WHAT TO WORK ON
Images are excluded; otherwise, output every record exactly.

ENTRIES SHOWN

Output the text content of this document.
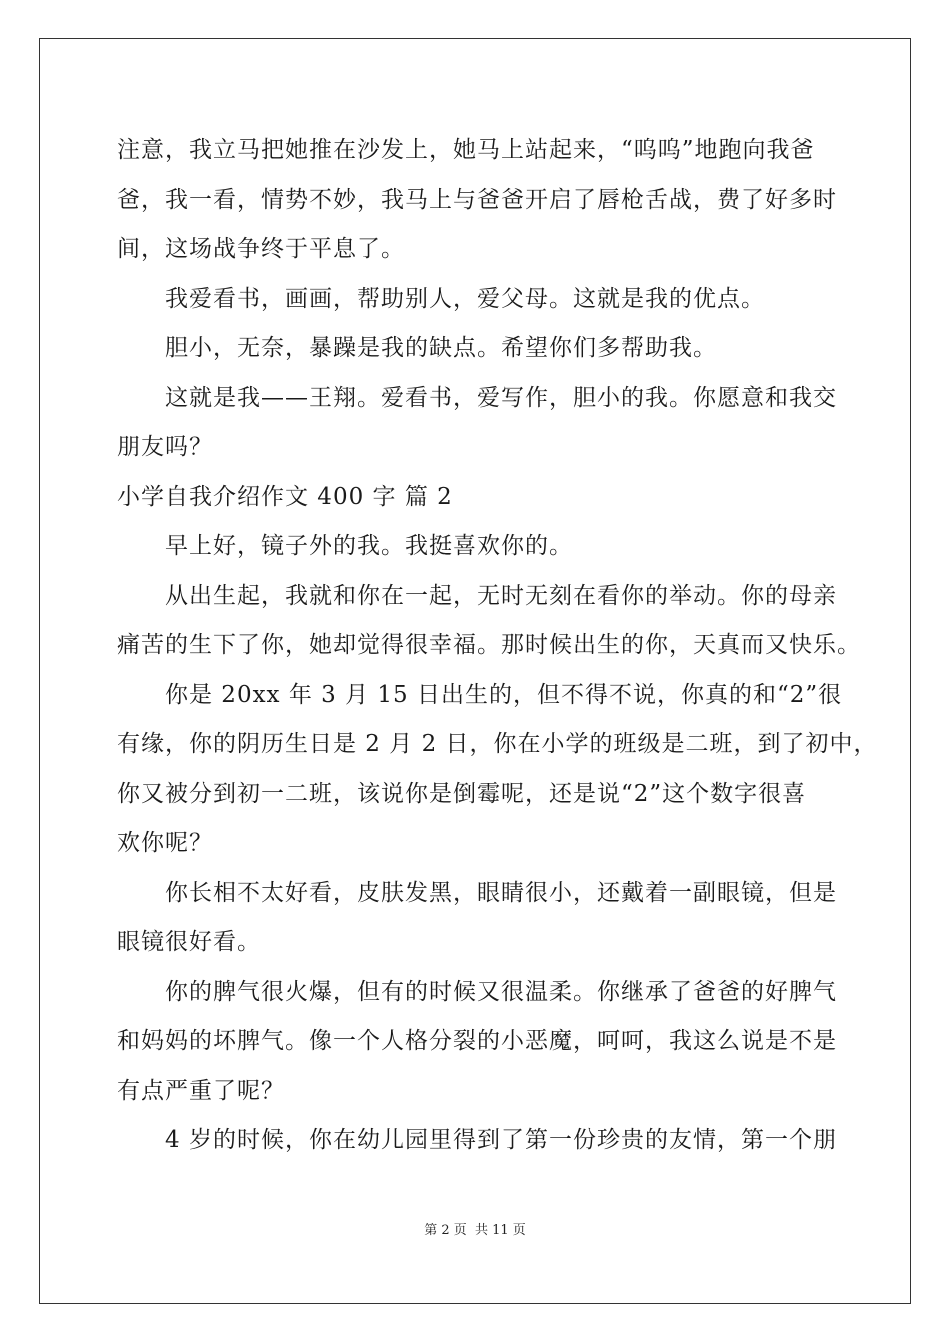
注意，我立马把她推在沙发上，她马上站起来，“呜呜”地跑向我爸
爸，我一看，情势不妙，我马上与爸爸开启了唇枪舌战，费了好多时
间，这场战争终于平息了。
　　我爱看书，画画，帮助别人，爱父母。这就是我的优点。
　　胆小，无奈，暴躁是我的缺点。希望你们多帮助我。
　　这就是我——王翔。爱看书，爱写作，胆小的我。你愿意和我交
朋友吗？
小学自我介绍作文 400 字 篇 2
　　早上好，镜子外的我。我挺喜欢你的。
　　从出生起，我就和你在一起，无时无刻在看你的举动。你的母亲
痛苦的生下了你，她却觉得很幸福。那时候出生的你，天真而又快乐。
　　你是 20xx 年 3 月 15 日出生的，但不得不说，你真的和“2”很
有缘，你的阴历生日是 2 月 2 日，你在小学的班级是二班，到了初中，
你又被分到初一二班，该说你是倒霉呢，还是说“2”这个数字很喜
欢你呢？
　　你长相不太好看，皮肤发黑，眼睛很小，还戴着一副眼镜，但是
眼镜很好看。
　　你的脾气很火爆，但有的时候又很温柔。你继承了爸爸的好脾气
和妈妈的坏脾气。像一个人格分裂的小恶魔，呵呵，我这么说是不是
有点严重了呢？
　　4 岁的时候，你在幼儿园里得到了第一份珍贵的友情，第一个朋
第 2 页 共 11 页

TASK RESPONSE
Output the text content of this document.
注意，我立马把她推在沙发上，她马上站起来，“呜呜”地跑向我爸
爸，我一看，情势不妙，我马上与爸爸开启了唇枪舌战，费了好多时
间，这场战争终于平息了。
　　我爱看书，画画，帮助别人，爱父母。这就是我的优点。
　　胆小，无奈，暴躁是我的缺点。希望你们多帮助我。
　　这就是我——王翔。爱看书，爱写作，胆小的我。你愿意和我交
朋友吗？
小学自我介绍作文 400 字 篇 2
　　早上好，镜子外的我。我挺喜欢你的。
　　从出生起，我就和你在一起，无时无刻在看你的举动。你的母亲
痛苦的生下了你，她却觉得很幸福。那时候出生的你，天真而又快乐。
　　你是 20xx 年 3 月 15 日出生的，但不得不说，你真的和“2”很
有缘，你的阴历生日是 2 月 2 日，你在小学的班级是二班，到了初中，
你又被分到初一二班，该说你是倒霉呢，还是说“2”这个数字很喜
欢你呢？
　　你长相不太好看，皮肤发黑，眼睛很小，还戴着一副眼镜，但是
眼镜很好看。
　　你的脾气很火爆，但有的时候又很温柔。你继承了爸爸的好脾气
和妈妈的坏脾气。像一个人格分裂的小恶魔，呵呵，我这么说是不是
有点严重了呢？
　　4 岁的时候，你在幼儿园里得到了第一份珍贵的友情，第一个朋
第 2 页 共 11 页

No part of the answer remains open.